Written instruction:
Using the listing below, extract each line that has the word "text" in it.

Data for the task:
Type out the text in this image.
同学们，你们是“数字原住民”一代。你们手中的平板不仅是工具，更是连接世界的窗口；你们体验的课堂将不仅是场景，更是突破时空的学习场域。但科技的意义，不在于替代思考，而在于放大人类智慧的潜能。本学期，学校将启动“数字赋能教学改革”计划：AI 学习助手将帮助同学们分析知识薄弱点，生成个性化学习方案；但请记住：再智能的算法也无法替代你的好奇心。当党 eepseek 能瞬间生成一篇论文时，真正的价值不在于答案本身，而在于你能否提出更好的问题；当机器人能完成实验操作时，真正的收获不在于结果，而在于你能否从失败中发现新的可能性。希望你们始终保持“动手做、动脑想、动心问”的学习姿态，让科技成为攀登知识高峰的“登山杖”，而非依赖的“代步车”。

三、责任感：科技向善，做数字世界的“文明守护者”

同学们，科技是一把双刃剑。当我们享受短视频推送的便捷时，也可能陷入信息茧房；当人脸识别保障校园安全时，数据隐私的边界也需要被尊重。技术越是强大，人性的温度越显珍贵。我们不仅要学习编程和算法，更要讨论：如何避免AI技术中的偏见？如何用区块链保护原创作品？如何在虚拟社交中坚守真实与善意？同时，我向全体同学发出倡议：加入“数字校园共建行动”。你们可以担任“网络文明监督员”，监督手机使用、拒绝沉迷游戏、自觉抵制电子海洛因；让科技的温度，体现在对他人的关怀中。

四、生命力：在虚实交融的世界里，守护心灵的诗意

...

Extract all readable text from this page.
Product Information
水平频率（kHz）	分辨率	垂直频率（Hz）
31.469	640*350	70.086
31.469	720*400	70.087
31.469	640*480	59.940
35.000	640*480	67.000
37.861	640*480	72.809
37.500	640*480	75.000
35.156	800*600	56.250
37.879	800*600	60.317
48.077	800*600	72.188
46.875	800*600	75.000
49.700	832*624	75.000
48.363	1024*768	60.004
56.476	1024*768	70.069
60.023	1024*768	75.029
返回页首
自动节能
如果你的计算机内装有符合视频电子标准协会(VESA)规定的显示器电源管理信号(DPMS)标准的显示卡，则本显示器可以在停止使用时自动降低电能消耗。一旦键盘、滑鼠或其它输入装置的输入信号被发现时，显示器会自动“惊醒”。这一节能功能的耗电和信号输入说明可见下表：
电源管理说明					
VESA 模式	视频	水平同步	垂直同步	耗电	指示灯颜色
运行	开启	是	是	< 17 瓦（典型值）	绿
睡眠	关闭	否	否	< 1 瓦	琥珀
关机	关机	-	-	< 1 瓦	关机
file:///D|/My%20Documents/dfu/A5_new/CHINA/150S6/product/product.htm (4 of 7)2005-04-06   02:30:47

Answer for the task:
Type out the text in this image.
Extract all readable text from this page.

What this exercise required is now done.